======== Provided data

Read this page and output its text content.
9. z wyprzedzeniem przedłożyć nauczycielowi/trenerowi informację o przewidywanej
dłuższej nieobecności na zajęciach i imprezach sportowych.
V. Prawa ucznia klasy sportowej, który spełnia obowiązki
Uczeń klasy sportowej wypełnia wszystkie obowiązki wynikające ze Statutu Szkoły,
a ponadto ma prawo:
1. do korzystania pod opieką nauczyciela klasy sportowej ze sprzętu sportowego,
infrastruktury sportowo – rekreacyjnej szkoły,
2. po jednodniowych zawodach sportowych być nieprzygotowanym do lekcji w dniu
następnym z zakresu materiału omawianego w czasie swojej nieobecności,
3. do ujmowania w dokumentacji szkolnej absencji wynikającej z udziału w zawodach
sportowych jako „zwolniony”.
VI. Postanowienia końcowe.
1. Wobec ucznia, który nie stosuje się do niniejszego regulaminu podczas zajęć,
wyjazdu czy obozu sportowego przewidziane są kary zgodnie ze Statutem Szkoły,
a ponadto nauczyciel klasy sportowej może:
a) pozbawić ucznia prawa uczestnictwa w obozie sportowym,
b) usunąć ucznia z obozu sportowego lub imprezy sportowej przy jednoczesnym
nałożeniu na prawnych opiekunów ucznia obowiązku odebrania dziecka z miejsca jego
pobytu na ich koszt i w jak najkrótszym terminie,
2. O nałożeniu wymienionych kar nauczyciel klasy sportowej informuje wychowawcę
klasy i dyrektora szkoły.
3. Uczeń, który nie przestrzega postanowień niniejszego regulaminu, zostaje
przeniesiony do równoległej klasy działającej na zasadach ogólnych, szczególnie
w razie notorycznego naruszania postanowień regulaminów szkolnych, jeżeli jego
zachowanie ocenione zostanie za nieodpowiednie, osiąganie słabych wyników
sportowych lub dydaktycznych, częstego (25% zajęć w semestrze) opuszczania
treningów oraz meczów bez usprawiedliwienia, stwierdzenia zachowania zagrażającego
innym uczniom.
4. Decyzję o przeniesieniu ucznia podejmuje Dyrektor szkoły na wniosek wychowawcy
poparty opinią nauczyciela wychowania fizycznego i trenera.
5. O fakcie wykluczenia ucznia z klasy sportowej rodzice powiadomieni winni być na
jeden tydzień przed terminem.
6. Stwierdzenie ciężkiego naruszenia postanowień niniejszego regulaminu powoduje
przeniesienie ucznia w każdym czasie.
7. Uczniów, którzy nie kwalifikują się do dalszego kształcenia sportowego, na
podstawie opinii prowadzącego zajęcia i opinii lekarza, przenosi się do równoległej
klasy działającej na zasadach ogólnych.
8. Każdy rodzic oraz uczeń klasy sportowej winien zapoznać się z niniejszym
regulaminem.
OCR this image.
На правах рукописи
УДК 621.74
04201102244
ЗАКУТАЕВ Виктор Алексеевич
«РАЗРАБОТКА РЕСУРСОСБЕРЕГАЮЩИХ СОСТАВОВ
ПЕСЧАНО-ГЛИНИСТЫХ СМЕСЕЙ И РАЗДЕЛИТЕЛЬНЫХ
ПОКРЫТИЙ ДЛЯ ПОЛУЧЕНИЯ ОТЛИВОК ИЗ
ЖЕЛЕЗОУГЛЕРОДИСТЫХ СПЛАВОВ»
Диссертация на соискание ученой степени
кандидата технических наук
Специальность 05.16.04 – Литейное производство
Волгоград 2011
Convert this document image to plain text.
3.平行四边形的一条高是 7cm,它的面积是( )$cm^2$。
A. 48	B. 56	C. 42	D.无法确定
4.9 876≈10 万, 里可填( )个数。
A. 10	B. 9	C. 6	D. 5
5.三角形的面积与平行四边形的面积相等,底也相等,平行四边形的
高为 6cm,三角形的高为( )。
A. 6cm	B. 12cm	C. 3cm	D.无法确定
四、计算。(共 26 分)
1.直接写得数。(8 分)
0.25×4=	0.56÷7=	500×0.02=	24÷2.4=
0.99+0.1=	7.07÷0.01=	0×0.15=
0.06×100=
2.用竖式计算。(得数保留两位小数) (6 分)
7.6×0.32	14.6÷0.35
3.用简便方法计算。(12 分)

================

Exercise: Copy the material above verbatim.

Correct answer:
Read this page and output its text content.
9. z wyprzedzeniem przedłożyć nauczycielowi/trenerowi informację o przewidywanej
dłuższej nieobecności na zajęciach i imprezach sportowych.
V. Prawa ucznia klasy sportowej, który spełnia obowiązki
Uczeń klasy sportowej wypełnia wszystkie obowiązki wynikające ze Statutu Szkoły,
a ponadto ma prawo:
1. do korzystania pod opieką nauczyciela klasy sportowej ze sprzętu sportowego,
infrastruktury sportowo – rekreacyjnej szkoły,
2. po jednodniowych zawodach sportowych być nieprzygotowanym do lekcji w dniu
następnym z zakresu materiału omawianego w czasie swojej nieobecności,
3. do ujmowania w dokumentacji szkolnej absencji wynikającej z udziału w zawodach
sportowych jako „zwolniony”.
VI. Postanowienia końcowe.
1. Wobec ucznia, który nie stosuje się do niniejszego regulaminu podczas zajęć,
wyjazdu czy obozu sportowego przewidziane są kary zgodnie ze Statutem Szkoły,
a ponadto nauczyciel klasy sportowej może:
a) pozbawić ucznia prawa uczestnictwa w obozie sportowym,
b) usunąć ucznia z obozu sportowego lub imprezy sportowej przy jednoczesnym
nałożeniu na prawnych opiekunów ucznia obowiązku odebrania dziecka z miejsca jego
pobytu na ich koszt i w jak najkrótszym terminie,
2. O nałożeniu wymienionych kar nauczyciel klasy sportowej informuje wychowawcę
klasy i dyrektora szkoły.
3. Uczeń, który nie przestrzega postanowień niniejszego regulaminu, zostaje
przeniesiony do równoległej klasy działającej na zasadach ogólnych, szczególnie
w razie notorycznego naruszania postanowień regulaminów szkolnych, jeżeli jego
zachowanie ocenione zostanie za nieodpowiednie, osiąganie słabych wyników
sportowych lub dydaktycznych, częstego (25% zajęć w semestrze) opuszczania
treningów oraz meczów bez usprawiedliwienia, stwierdzenia zachowania zagrażającego
innym uczniom.
4. Decyzję o przeniesieniu ucznia podejmuje Dyrektor szkoły na wniosek wychowawcy
poparty opinią nauczyciela wychowania fizycznego i trenera.
5. O fakcie wykluczenia ucznia z klasy sportowej rodzice powiadomieni winni być na
jeden tydzień przed terminem.
6. Stwierdzenie ciężkiego naruszenia postanowień niniejszego regulaminu powoduje
przeniesienie ucznia w każdym czasie.
7. Uczniów, którzy nie kwalifikują się do dalszego kształcenia sportowego, na
podstawie opinii prowadzącego zajęcia i opinii lekarza, przenosi się do równoległej
klasy działającej na zasadach ogólnych.
8. Każdy rodzic oraz uczeń klasy sportowej winien zapoznać się z niniejszym
regulaminem.
OCR this image.
На правах рукописи
УДК 621.74
04201102244
ЗАКУТАЕВ Виктор Алексеевич
«РАЗРАБОТКА РЕСУРСОСБЕРЕГАЮЩИХ СОСТАВОВ
ПЕСЧАНО-ГЛИНИСТЫХ СМЕСЕЙ И РАЗДЕЛИТЕЛЬНЫХ
ПОКРЫТИЙ ДЛЯ ПОЛУЧЕНИЯ ОТЛИВОК ИЗ
ЖЕЛЕЗОУГЛЕРОДИСТЫХ СПЛАВОВ»
Диссертация на соискание ученой степени
кандидата технических наук
Специальность 05.16.04 – Литейное производство
Волгоград 2011
Convert this document image to plain text.
3.平行四边形的一条高是 7cm,它的面积是( )$cm^2$。
A. 48	B. 56	C. 42	D.无法确定
4.9 876≈10 万, 里可填( )个数。
A. 10	B. 9	C. 6	D. 5
5.三角形的面积与平行四边形的面积相等,底也相等,平行四边形的
高为 6cm,三角形的高为( )。
A. 6cm	B. 12cm	C. 3cm	D.无法确定
四、计算。(共 26 分)
1.直接写得数。(8 分)
0.25×4=	0.56÷7=	500×0.02=	24÷2.4=
0.99+0.1=	7.07÷0.01=	0×0.15=
0.06×100=
2.用竖式计算。(得数保留两位小数) (6 分)
7.6×0.32	14.6÷0.35
3.用简便方法计算。(12 分)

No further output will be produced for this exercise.